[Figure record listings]
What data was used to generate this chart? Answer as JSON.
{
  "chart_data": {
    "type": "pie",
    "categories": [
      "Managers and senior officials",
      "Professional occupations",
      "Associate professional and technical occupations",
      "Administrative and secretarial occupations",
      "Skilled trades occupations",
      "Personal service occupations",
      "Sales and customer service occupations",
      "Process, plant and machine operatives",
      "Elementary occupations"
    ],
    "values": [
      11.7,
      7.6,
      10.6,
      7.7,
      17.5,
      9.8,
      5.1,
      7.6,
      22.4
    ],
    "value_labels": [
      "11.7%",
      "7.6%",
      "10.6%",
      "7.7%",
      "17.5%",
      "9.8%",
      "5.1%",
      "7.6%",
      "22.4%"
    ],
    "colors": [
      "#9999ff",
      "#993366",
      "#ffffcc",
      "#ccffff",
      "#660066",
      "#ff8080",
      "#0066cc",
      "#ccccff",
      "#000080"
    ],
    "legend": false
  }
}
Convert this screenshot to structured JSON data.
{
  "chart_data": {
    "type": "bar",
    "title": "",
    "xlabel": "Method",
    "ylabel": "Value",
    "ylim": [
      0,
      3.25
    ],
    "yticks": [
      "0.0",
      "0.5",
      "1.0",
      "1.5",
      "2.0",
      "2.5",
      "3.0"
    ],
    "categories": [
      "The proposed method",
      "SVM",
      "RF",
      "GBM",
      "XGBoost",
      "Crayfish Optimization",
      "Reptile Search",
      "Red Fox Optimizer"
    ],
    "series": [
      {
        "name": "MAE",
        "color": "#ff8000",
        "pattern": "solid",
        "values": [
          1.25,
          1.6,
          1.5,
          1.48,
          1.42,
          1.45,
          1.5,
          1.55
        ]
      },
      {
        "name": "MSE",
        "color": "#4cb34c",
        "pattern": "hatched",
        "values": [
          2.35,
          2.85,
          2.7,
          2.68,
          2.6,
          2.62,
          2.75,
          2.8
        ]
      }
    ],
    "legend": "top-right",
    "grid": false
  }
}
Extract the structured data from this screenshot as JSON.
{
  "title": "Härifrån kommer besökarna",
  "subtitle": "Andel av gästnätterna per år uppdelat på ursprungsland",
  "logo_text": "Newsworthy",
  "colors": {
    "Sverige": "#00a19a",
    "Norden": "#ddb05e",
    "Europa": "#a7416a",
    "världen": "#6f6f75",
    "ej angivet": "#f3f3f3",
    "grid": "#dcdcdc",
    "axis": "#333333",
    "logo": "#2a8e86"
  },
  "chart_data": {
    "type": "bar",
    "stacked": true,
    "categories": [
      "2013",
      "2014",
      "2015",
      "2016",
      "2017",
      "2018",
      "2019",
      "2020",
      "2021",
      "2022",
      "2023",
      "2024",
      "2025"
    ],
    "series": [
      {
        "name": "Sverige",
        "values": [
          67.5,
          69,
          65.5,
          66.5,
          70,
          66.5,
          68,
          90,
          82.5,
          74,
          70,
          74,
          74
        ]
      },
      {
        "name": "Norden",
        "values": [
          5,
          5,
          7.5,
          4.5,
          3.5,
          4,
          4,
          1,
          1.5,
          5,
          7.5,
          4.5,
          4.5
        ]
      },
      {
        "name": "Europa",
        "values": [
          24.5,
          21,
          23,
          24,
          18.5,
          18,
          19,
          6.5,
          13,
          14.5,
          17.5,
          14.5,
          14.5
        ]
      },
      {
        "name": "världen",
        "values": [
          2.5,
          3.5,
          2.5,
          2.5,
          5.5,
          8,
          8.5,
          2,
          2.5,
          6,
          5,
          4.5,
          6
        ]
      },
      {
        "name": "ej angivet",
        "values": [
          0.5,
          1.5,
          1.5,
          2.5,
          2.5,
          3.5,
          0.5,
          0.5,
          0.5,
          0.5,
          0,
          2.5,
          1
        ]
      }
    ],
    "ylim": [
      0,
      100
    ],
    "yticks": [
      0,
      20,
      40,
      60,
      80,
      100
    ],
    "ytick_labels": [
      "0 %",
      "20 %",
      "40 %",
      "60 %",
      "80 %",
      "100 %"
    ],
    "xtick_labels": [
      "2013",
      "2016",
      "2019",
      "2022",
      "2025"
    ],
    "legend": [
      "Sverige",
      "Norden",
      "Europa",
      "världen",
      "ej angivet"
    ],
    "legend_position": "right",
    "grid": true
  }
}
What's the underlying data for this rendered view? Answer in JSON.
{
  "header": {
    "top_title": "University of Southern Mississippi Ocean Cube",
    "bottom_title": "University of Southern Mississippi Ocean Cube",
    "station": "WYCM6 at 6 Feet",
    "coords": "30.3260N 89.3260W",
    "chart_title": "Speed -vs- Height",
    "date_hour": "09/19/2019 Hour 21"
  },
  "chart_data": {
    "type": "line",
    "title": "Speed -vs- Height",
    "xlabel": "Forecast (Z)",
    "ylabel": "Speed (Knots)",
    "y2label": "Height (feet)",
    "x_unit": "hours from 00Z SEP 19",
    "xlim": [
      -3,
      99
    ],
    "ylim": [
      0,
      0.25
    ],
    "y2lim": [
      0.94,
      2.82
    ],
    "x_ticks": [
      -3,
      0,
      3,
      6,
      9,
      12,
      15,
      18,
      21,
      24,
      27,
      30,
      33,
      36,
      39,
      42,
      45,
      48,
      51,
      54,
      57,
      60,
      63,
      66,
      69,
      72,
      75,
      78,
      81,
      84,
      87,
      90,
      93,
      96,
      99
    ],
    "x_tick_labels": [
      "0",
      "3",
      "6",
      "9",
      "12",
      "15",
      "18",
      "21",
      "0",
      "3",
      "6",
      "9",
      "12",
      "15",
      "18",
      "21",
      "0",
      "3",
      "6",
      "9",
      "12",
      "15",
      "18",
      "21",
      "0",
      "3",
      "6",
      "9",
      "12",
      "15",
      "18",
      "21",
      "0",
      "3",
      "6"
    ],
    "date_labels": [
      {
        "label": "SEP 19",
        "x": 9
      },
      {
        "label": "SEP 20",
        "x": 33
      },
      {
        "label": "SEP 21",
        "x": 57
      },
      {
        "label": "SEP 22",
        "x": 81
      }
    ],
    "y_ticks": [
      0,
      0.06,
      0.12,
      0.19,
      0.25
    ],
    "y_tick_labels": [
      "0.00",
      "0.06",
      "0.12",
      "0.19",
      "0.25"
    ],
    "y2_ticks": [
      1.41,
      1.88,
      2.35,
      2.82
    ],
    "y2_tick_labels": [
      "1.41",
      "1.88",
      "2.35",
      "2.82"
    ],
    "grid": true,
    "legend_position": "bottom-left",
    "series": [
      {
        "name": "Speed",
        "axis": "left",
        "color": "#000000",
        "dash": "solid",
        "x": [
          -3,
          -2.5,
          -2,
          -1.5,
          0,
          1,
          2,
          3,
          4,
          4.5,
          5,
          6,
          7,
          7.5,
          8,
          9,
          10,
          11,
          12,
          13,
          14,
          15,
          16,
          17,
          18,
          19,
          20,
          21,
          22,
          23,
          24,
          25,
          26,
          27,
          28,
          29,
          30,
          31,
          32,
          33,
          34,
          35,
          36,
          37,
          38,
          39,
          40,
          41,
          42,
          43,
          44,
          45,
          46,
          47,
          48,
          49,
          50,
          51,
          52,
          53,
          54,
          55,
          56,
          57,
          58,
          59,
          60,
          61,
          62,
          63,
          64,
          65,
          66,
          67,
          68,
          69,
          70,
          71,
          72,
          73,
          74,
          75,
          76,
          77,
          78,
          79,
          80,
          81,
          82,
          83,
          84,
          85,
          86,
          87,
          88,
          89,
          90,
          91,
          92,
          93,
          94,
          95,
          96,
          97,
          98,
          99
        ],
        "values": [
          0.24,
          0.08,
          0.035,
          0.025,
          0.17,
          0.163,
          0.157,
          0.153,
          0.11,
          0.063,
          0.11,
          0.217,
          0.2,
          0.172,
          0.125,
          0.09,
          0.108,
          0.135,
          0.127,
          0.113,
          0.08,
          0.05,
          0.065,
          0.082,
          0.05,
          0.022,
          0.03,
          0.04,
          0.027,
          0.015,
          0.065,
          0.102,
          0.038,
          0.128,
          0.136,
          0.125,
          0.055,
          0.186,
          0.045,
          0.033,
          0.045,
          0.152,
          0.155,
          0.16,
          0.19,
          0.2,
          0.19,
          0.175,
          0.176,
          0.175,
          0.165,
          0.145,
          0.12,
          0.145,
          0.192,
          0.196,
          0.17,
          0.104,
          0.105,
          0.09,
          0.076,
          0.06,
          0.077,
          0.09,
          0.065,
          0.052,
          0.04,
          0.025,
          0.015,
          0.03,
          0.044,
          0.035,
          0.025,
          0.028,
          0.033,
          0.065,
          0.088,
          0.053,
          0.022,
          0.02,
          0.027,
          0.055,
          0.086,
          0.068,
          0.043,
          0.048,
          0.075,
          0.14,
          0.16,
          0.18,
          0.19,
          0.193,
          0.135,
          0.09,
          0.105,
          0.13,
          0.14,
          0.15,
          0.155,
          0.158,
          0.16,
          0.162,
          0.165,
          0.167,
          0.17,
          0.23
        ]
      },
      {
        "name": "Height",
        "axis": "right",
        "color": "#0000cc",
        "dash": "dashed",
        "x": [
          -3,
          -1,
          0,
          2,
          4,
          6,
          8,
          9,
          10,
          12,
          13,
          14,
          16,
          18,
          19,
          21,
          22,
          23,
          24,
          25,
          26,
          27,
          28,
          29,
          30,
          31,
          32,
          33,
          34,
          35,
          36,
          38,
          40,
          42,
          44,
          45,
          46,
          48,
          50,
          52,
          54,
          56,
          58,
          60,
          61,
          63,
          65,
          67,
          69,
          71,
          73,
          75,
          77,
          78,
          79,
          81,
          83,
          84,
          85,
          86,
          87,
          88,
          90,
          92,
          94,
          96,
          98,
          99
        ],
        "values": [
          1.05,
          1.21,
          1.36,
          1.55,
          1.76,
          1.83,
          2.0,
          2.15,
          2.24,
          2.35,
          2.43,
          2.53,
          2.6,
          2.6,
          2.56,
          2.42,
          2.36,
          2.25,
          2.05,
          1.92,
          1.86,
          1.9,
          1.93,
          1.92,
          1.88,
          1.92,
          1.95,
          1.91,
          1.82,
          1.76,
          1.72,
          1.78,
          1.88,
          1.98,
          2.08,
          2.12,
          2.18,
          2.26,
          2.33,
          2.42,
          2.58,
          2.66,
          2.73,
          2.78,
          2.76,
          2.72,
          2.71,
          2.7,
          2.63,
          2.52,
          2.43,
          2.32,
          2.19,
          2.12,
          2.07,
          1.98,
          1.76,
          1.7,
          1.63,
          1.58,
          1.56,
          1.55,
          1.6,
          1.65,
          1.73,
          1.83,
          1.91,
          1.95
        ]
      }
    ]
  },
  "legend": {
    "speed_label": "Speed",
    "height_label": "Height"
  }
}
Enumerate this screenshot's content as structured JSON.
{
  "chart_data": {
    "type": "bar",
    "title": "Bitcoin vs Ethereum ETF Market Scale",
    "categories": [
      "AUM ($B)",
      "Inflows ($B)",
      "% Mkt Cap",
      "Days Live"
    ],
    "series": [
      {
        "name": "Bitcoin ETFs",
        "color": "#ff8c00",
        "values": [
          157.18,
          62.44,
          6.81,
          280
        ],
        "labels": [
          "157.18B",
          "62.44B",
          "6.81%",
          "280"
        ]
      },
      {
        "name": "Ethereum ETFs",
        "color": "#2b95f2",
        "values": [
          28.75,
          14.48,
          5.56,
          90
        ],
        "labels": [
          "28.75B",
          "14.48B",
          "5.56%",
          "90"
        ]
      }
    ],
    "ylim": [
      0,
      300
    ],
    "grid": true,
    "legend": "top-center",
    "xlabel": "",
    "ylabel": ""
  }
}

> _What is needed_:
In the listing above, find each line with the word "Bitcoin" and copy it.

> _Task solution_:
    "title": "Bitcoin vs Ethereum ETF Market Scale",
        "name": "Bitcoin ETFs",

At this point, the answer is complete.